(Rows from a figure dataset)

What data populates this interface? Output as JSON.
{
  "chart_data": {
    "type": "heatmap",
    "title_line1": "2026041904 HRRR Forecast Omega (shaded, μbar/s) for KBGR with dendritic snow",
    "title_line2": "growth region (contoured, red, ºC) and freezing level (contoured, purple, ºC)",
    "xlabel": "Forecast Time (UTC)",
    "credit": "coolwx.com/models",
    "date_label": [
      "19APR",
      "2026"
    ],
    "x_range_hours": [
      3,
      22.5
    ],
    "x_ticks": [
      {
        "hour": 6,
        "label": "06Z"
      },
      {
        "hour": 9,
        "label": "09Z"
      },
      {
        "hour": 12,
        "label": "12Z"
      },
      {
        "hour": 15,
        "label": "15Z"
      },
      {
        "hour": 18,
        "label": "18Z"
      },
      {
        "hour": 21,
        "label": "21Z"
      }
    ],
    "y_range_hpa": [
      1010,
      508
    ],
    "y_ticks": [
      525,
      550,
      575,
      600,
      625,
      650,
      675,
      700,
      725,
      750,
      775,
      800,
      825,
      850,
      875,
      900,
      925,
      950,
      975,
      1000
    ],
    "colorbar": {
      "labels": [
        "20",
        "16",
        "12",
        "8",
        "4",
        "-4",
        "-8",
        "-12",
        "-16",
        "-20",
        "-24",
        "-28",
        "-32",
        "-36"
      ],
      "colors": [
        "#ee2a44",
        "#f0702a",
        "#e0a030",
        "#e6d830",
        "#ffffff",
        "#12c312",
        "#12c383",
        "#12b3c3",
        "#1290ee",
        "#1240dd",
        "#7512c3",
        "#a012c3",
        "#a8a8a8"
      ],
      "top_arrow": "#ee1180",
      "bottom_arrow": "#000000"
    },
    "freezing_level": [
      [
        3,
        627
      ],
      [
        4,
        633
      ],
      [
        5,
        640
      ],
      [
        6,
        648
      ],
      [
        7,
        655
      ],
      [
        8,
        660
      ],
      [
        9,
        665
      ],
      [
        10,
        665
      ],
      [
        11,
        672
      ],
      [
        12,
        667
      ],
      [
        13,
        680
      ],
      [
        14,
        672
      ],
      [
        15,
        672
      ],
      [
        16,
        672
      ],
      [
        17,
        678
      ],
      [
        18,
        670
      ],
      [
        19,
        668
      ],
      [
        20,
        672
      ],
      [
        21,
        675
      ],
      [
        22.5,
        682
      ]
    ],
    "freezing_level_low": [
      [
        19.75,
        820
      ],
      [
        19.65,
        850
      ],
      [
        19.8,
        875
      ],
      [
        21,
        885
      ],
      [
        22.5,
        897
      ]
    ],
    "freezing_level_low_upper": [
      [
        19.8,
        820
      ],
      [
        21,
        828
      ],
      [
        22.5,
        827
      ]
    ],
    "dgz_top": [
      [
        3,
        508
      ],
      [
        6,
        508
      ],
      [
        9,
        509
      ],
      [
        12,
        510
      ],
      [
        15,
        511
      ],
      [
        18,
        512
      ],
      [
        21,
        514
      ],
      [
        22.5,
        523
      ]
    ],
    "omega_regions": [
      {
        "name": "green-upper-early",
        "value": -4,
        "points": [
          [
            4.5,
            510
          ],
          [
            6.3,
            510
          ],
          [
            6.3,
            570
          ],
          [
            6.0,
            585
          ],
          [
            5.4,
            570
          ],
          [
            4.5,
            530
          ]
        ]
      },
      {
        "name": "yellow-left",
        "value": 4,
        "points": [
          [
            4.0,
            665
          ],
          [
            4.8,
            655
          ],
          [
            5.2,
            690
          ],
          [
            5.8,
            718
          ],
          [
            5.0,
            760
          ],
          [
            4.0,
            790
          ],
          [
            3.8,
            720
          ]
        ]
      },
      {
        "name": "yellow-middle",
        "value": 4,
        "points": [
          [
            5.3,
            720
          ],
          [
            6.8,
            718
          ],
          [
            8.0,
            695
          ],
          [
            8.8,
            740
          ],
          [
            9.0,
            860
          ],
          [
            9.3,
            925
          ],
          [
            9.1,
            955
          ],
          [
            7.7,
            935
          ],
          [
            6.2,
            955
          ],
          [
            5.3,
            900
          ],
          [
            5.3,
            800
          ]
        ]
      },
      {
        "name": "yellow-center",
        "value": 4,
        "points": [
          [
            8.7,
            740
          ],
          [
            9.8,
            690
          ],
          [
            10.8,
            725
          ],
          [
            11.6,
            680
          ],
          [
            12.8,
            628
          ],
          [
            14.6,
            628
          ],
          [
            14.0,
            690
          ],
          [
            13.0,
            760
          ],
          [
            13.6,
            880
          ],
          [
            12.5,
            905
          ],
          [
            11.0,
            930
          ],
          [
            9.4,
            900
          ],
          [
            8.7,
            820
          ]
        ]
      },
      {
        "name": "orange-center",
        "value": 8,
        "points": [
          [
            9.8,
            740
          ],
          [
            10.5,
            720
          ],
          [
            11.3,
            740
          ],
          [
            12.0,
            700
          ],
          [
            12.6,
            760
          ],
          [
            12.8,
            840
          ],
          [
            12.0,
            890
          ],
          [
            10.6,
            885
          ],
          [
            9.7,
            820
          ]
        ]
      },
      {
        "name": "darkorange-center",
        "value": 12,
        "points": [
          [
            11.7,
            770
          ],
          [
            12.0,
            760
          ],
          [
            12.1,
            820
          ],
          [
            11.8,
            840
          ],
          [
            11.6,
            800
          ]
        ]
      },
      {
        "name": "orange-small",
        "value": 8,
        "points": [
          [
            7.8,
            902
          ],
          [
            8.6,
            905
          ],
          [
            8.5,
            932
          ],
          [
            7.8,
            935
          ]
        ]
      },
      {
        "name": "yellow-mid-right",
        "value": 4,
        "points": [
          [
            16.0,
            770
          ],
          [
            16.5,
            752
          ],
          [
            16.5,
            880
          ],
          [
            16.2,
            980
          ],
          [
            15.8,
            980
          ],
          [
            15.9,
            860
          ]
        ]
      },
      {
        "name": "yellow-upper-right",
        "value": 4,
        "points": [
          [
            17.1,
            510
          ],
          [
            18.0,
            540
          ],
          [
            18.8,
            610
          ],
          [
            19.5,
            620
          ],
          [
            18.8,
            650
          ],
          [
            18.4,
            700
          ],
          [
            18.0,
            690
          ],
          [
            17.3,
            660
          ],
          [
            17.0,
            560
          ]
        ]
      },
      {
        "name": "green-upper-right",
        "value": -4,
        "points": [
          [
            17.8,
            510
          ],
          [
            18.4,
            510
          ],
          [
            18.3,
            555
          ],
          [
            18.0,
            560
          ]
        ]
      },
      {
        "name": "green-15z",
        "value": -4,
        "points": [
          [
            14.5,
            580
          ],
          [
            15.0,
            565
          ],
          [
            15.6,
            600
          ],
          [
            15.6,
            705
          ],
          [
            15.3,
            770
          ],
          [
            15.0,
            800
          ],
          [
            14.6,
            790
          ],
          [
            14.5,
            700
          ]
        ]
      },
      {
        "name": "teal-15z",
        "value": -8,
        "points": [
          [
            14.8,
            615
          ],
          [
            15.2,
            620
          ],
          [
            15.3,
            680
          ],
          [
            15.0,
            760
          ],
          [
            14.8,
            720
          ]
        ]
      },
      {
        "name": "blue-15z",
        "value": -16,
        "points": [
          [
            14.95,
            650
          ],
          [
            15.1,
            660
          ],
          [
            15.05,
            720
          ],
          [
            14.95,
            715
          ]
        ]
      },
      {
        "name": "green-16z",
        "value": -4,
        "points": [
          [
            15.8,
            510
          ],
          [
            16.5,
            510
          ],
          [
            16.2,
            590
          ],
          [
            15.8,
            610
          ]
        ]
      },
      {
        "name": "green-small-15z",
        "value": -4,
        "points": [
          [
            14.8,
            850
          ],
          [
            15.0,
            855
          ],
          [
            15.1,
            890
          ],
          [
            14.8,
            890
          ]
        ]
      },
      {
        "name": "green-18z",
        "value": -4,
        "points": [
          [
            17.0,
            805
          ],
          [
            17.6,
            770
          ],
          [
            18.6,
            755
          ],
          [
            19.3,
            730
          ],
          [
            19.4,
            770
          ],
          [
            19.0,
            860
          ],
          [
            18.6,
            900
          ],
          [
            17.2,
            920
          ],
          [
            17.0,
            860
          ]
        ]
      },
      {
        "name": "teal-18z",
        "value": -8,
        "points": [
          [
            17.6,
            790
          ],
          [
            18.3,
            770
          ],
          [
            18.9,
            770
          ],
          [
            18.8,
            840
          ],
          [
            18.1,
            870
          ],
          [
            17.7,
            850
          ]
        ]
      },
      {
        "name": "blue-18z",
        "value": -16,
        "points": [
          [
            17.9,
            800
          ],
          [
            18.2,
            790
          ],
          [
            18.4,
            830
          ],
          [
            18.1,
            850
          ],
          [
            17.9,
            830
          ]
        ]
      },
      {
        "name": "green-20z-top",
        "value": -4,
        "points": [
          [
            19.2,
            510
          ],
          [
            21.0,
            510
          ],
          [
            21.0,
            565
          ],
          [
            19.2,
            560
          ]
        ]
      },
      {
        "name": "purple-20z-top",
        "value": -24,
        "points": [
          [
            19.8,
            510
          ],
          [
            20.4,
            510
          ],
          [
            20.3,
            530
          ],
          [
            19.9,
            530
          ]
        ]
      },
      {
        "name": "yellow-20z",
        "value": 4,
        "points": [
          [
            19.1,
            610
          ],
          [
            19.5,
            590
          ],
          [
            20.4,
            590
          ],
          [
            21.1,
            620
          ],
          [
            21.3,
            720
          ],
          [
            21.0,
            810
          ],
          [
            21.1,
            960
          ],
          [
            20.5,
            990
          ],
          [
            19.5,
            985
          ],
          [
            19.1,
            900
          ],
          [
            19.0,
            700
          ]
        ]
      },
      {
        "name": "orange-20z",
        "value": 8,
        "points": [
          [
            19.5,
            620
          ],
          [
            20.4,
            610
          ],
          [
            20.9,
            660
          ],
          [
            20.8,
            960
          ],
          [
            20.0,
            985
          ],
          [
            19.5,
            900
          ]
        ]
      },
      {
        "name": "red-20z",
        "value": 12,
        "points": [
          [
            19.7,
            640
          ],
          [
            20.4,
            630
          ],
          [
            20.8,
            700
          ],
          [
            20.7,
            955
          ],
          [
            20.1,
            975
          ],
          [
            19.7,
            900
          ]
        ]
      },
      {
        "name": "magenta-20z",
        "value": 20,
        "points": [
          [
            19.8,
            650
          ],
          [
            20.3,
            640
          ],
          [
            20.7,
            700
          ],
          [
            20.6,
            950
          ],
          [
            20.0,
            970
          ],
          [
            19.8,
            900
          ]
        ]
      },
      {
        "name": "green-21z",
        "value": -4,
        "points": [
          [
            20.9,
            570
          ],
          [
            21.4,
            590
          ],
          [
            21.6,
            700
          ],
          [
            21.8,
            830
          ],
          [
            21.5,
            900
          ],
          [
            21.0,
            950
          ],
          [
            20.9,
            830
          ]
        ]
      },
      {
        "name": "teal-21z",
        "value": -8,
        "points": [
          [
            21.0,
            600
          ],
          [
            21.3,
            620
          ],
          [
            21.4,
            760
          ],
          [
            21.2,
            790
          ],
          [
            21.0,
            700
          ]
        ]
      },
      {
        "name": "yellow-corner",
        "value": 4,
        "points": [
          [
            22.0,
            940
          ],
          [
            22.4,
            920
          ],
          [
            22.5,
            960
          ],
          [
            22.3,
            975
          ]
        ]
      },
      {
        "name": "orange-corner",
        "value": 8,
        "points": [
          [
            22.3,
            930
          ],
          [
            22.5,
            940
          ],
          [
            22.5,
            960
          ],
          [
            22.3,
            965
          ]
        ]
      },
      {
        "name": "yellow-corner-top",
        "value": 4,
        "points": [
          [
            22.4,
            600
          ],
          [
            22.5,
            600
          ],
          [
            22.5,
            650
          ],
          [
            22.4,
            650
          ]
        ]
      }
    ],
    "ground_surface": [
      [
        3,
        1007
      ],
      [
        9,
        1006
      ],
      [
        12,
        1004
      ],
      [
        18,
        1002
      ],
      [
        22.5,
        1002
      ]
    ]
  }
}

**GIVEN EXERCISE**
Only a number is wanted: how many lines of the data above contain "center"?

**FULL RESPONSE**
3